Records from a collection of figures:

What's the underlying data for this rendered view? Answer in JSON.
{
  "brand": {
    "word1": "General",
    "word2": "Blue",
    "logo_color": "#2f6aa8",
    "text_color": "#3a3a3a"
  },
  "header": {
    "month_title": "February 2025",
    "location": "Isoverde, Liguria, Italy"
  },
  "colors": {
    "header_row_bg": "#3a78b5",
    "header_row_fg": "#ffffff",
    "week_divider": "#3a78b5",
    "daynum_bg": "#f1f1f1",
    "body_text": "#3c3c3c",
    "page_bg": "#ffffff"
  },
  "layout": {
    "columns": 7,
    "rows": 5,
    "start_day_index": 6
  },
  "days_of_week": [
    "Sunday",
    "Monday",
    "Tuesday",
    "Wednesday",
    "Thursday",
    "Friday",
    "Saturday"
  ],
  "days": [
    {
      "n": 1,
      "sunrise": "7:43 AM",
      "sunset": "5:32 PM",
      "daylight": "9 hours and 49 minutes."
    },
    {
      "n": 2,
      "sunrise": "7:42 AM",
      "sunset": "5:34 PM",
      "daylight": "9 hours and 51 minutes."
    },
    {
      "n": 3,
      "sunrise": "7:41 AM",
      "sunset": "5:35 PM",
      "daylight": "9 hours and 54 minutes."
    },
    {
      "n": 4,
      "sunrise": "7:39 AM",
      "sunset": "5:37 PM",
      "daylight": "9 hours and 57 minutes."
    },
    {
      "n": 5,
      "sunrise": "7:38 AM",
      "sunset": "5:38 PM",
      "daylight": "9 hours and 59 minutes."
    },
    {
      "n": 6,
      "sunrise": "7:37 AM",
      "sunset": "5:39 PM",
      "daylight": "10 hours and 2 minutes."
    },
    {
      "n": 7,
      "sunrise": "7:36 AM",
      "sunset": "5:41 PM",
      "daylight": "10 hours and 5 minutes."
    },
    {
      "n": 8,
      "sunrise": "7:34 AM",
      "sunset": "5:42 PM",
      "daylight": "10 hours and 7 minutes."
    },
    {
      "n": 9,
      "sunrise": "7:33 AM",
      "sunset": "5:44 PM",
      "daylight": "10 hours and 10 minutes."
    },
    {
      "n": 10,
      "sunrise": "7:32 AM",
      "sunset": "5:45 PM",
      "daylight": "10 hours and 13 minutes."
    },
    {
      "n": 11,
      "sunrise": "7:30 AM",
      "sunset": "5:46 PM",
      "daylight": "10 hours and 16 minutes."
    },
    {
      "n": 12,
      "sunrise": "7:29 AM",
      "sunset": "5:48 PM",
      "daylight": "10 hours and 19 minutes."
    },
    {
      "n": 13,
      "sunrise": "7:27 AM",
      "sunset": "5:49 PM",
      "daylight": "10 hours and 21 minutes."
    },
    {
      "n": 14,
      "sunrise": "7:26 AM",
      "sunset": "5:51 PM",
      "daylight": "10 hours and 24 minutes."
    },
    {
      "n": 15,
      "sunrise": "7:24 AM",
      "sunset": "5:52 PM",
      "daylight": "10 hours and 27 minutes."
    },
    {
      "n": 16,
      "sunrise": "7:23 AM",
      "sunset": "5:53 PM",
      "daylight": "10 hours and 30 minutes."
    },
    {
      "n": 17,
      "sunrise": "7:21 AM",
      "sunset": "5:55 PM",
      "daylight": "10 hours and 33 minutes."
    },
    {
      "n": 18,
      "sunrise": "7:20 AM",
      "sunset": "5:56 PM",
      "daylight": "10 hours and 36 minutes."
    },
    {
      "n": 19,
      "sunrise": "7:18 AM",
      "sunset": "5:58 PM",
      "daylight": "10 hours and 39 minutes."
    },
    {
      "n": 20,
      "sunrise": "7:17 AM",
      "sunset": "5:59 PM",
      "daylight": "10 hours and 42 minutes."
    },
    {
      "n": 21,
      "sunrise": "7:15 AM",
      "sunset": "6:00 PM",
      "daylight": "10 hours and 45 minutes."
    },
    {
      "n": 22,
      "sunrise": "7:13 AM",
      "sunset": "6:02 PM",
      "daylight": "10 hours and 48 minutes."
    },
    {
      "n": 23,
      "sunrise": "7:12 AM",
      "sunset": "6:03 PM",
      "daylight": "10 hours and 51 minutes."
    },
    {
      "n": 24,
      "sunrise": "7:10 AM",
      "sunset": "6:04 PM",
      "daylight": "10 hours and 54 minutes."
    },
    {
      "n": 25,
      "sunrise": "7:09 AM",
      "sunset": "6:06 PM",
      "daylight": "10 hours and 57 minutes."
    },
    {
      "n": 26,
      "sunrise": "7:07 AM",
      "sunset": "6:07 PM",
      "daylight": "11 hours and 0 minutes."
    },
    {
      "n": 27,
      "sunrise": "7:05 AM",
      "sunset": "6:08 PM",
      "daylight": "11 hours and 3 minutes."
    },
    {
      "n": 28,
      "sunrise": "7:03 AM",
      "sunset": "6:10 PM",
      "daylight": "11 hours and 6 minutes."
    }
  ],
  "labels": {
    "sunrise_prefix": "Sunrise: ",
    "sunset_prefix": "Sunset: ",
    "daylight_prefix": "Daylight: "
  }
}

**Brief**. Return every line of the material exactly.

**Complete response**.
What's the underlying data for this rendered view? Answer in JSON.
{
  "brand": {
    "word1": "General",
    "word2": "Blue",
    "logo_color": "#2f6aa8",
    "text_color": "#3a3a3a"
  },
  "header": {
    "month_title": "February 2025",
    "location": "Isoverde, Liguria, Italy"
  },
  "colors": {
    "header_row_bg": "#3a78b5",
    "header_row_fg": "#ffffff",
    "week_divider": "#3a78b5",
    "daynum_bg": "#f1f1f1",
    "body_text": "#3c3c3c",
    "page_bg": "#ffffff"
  },
  "layout": {
    "columns": 7,
    "rows": 5,
    "start_day_index": 6
  },
  "days_of_week": [
    "Sunday",
    "Monday",
    "Tuesday",
    "Wednesday",
    "Thursday",
    "Friday",
    "Saturday"
  ],
  "days": [
    {
      "n": 1,
      "sunrise": "7:43 AM",
      "sunset": "5:32 PM",
      "daylight": "9 hours and 49 minutes."
    },
    {
      "n": 2,
      "sunrise": "7:42 AM",
      "sunset": "5:34 PM",
      "daylight": "9 hours and 51 minutes."
    },
    {
      "n": 3,
      "sunrise": "7:41 AM",
      "sunset": "5:35 PM",
      "daylight": "9 hours and 54 minutes."
    },
    {
      "n": 4,
      "sunrise": "7:39 AM",
      "sunset": "5:37 PM",
      "daylight": "9 hours and 57 minutes."
    },
    {
      "n": 5,
      "sunrise": "7:38 AM",
      "sunset": "5:38 PM",
      "daylight": "9 hours and 59 minutes."
    },
    {
      "n": 6,
      "sunrise": "7:37 AM",
      "sunset": "5:39 PM",
      "daylight": "10 hours and 2 minutes."
    },
    {
      "n": 7,
      "sunrise": "7:36 AM",
      "sunset": "5:41 PM",
      "daylight": "10 hours and 5 minutes."
    },
    {
      "n": 8,
      "sunrise": "7:34 AM",
      "sunset": "5:42 PM",
      "daylight": "10 hours and 7 minutes."
    },
    {
      "n": 9,
      "sunrise": "7:33 AM",
      "sunset": "5:44 PM",
      "daylight": "10 hours and 10 minutes."
    },
    {
      "n": 10,
      "sunrise": "7:32 AM",
      "sunset": "5:45 PM",
      "daylight": "10 hours and 13 minutes."
    },
    {
      "n": 11,
      "sunrise": "7:30 AM",
      "sunset": "5:46 PM",
      "daylight": "10 hours and 16 minutes."
    },
    {
      "n": 12,
      "sunrise": "7:29 AM",
      "sunset": "5:48 PM",
      "daylight": "10 hours and 19 minutes."
    },
    {
      "n": 13,
      "sunrise": "7:27 AM",
      "sunset": "5:49 PM",
      "daylight": "10 hours and 21 minutes."
    },
    {
      "n": 14,
      "sunrise": "7:26 AM",
      "sunset": "5:51 PM",
      "daylight": "10 hours and 24 minutes."
    },
    {
      "n": 15,
      "sunrise": "7:24 AM",
      "sunset": "5:52 PM",
      "daylight": "10 hours and 27 minutes."
    },
    {
      "n": 16,
      "sunrise": "7:23 AM",
      "sunset": "5:53 PM",
      "daylight": "10 hours and 30 minutes."
    },
    {
      "n": 17,
      "sunrise": "7:21 AM",
      "sunset": "5:55 PM",
      "daylight": "10 hours and 33 minutes."
    },
    {
      "n": 18,
      "sunrise": "7:20 AM",
      "sunset": "5:56 PM",
      "daylight": "10 hours and 36 minutes."
    },
    {
      "n": 19,
      "sunrise": "7:18 AM",
      "sunset": "5:58 PM",
      "daylight": "10 hours and 39 minutes."
    },
    {
      "n": 20,
      "sunrise": "7:17 AM",
      "sunset": "5:59 PM",
      "daylight": "10 hours and 42 minutes."
    },
    {
      "n": 21,
      "sunrise": "7:15 AM",
      "sunset": "6:00 PM",
      "daylight": "10 hours and 45 minutes."
    },
    {
      "n": 22,
      "sunrise": "7:13 AM",
      "sunset": "6:02 PM",
      "daylight": "10 hours and 48 minutes."
    },
    {
      "n": 23,
      "sunrise": "7:12 AM",
      "sunset": "6:03 PM",
      "daylight": "10 hours and 51 minutes."
    },
    {
      "n": 24,
      "sunrise": "7:10 AM",
      "sunset": "6:04 PM",
      "daylight": "10 hours and 54 minutes."
    },
    {
      "n": 25,
      "sunrise": "7:09 AM",
      "sunset": "6:06 PM",
      "daylight": "10 hours and 57 minutes."
    },
    {
      "n": 26,
      "sunrise": "7:07 AM",
      "sunset": "6:07 PM",
      "daylight": "11 hours and 0 minutes."
    },
    {
      "n": 27,
      "sunrise": "7:05 AM",
      "sunset": "6:08 PM",
      "daylight": "11 hours and 3 minutes."
    },
    {
      "n": 28,
      "sunrise": "7:03 AM",
      "sunset": "6:10 PM",
      "daylight": "11 hours and 6 minutes."
    }
  ],
  "labels": {
    "sunrise_prefix": "Sunrise: ",
    "sunset_prefix": "Sunset: ",
    "daylight_prefix": "Daylight: "
  }
}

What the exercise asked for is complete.